■ Given request ■
In the material below, count the lines with the word "лесного" and state that number only.
-- BEGIN --
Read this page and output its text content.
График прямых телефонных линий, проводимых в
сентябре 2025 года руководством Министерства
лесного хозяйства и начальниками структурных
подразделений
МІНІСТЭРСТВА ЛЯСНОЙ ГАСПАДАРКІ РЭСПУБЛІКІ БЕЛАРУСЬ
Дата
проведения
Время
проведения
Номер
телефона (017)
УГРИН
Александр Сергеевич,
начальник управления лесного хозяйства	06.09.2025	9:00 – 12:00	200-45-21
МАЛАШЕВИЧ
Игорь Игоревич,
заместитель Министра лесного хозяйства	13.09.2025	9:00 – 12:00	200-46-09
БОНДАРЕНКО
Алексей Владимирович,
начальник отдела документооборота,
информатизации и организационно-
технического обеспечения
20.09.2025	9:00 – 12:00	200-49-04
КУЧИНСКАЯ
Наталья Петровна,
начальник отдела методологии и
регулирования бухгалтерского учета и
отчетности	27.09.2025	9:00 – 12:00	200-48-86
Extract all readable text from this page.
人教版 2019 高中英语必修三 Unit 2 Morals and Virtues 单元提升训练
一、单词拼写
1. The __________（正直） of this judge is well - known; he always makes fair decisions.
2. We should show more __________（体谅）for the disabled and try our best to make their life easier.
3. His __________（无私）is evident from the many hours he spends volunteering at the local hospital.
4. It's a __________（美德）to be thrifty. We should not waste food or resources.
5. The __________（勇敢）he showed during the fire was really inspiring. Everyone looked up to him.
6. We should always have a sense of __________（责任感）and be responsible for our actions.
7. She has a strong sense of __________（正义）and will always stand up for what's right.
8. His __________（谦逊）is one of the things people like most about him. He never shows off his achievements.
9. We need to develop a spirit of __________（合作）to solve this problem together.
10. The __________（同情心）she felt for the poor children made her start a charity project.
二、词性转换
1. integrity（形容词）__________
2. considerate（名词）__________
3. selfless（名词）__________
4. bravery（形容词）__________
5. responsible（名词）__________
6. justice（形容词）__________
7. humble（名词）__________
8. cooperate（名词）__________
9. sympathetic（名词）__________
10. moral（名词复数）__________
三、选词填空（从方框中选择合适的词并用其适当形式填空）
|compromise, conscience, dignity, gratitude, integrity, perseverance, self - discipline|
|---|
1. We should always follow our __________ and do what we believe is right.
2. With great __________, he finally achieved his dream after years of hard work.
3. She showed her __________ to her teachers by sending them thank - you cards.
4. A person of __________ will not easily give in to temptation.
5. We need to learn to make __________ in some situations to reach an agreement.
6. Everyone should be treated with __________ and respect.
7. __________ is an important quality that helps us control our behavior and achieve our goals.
-- END --
■ Written answer ■
3